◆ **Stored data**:
◇ ◇ ◇ ◇ ◇ ◇ ◇
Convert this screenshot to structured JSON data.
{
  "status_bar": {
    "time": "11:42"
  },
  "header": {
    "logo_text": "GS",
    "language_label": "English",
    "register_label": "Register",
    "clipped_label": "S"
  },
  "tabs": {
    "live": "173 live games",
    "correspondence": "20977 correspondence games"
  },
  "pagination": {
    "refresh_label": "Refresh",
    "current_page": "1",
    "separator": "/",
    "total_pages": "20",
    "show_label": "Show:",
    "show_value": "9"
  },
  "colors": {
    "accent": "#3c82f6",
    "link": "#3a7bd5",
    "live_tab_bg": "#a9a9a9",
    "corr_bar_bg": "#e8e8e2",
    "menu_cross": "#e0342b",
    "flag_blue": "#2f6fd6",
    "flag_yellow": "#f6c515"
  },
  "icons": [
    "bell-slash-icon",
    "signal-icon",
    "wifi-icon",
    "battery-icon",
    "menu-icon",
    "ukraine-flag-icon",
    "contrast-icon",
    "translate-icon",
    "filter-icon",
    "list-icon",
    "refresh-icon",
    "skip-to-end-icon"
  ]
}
◇ ◇ ◇ ◇ ◇ ◇ ◇
◆ **Given instruction**: Look through the data above. Find each line with the string "games" and copy it.

◆ **Exercise response**:
    "live": "173 live games",
    "correspondence": "20977 correspondence games"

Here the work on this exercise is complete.